Images do not belong in the copy. Retype all the entries below exactly.
[start Dataset records]
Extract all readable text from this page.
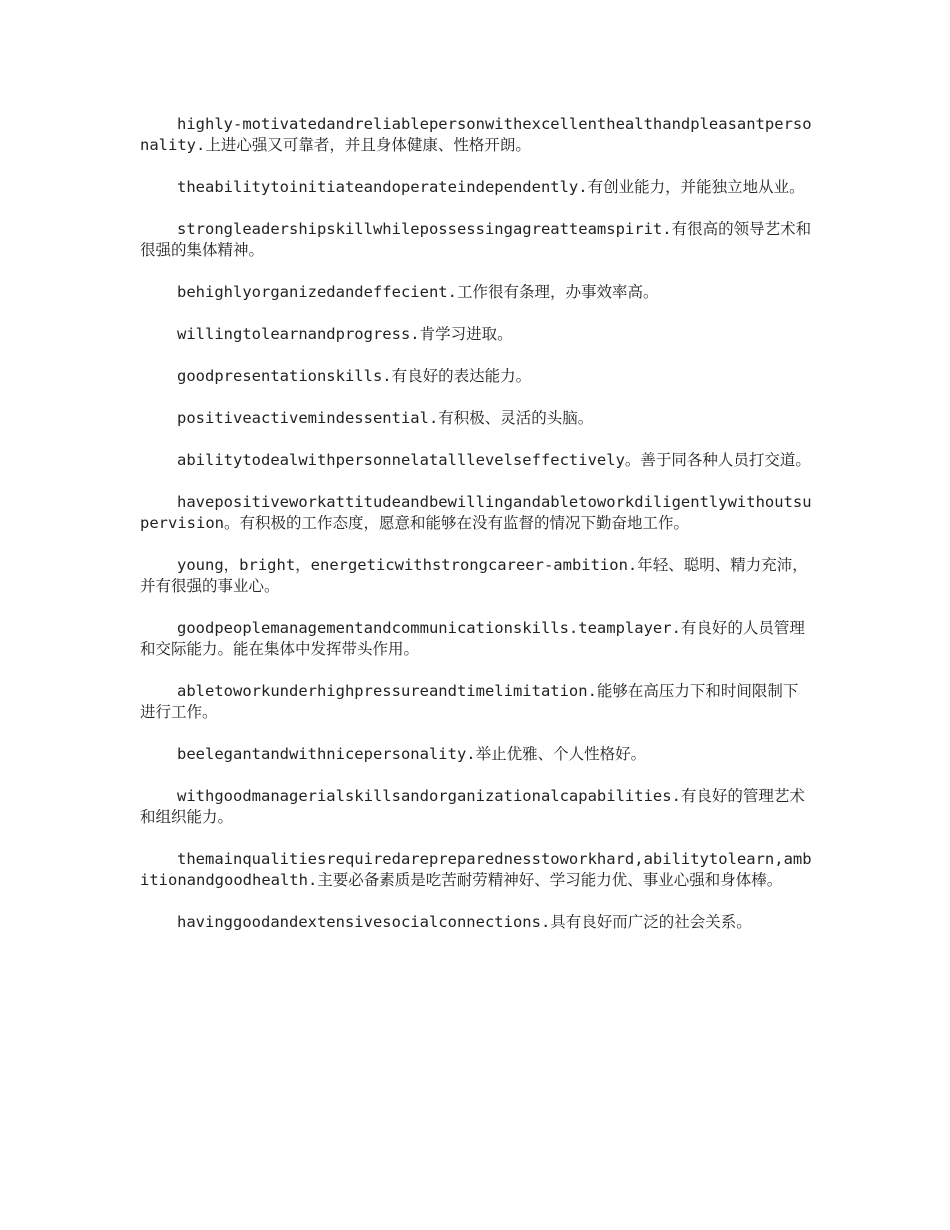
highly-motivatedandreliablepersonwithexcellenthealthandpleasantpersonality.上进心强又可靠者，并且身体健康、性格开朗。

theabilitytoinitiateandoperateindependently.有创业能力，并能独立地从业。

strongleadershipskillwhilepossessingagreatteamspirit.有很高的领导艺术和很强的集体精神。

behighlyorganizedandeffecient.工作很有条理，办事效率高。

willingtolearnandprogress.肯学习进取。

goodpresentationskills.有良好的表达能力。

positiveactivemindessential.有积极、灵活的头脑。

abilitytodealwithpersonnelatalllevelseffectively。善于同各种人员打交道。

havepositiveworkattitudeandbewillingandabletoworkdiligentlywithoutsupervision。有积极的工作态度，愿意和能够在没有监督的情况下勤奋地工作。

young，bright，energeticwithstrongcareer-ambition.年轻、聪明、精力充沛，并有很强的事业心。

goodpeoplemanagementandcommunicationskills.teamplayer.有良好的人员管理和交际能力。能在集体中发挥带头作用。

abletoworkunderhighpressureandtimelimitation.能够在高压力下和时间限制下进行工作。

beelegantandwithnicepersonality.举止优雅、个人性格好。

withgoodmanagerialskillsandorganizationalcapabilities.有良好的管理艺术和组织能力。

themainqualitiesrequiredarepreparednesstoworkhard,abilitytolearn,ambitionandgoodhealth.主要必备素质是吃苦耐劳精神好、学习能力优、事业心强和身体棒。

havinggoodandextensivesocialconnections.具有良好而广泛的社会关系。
[end Dataset records]
• _Task response_:
Extract all readable text from this page.
highly-motivatedandreliablepersonwithexcellenthealthandpleasantpersonality.上进心强又可靠者，并且身体健康、性格开朗。

theabilitytoinitiateandoperateindependently.有创业能力，并能独立地从业。

strongleadershipskillwhilepossessingagreatteamspirit.有很高的领导艺术和很强的集体精神。

behighlyorganizedandeffecient.工作很有条理，办事效率高。

willingtolearnandprogress.肯学习进取。

goodpresentationskills.有良好的表达能力。

positiveactivemindessential.有积极、灵活的头脑。

abilitytodealwithpersonnelatalllevelseffectively。善于同各种人员打交道。

havepositiveworkattitudeandbewillingandabletoworkdiligentlywithoutsupervision。有积极的工作态度，愿意和能够在没有监督的情况下勤奋地工作。

young，bright，energeticwithstrongcareer-ambition.年轻、聪明、精力充沛，并有很强的事业心。

goodpeoplemanagementandcommunicationskills.teamplayer.有良好的人员管理和交际能力。能在集体中发挥带头作用。

abletoworkunderhighpressureandtimelimitation.能够在高压力下和时间限制下进行工作。

beelegantandwithnicepersonality.举止优雅、个人性格好。

withgoodmanagerialskillsandorganizationalcapabilities.有良好的管理艺术和组织能力。

themainqualitiesrequiredarepreparednesstoworkhard,abilitytolearn,ambitionandgoodhealth.主要必备素质是吃苦耐劳精神好、学习能力优、事业心强和身体棒。

havinggoodandextensivesocialconnections.具有良好而广泛的社会关系。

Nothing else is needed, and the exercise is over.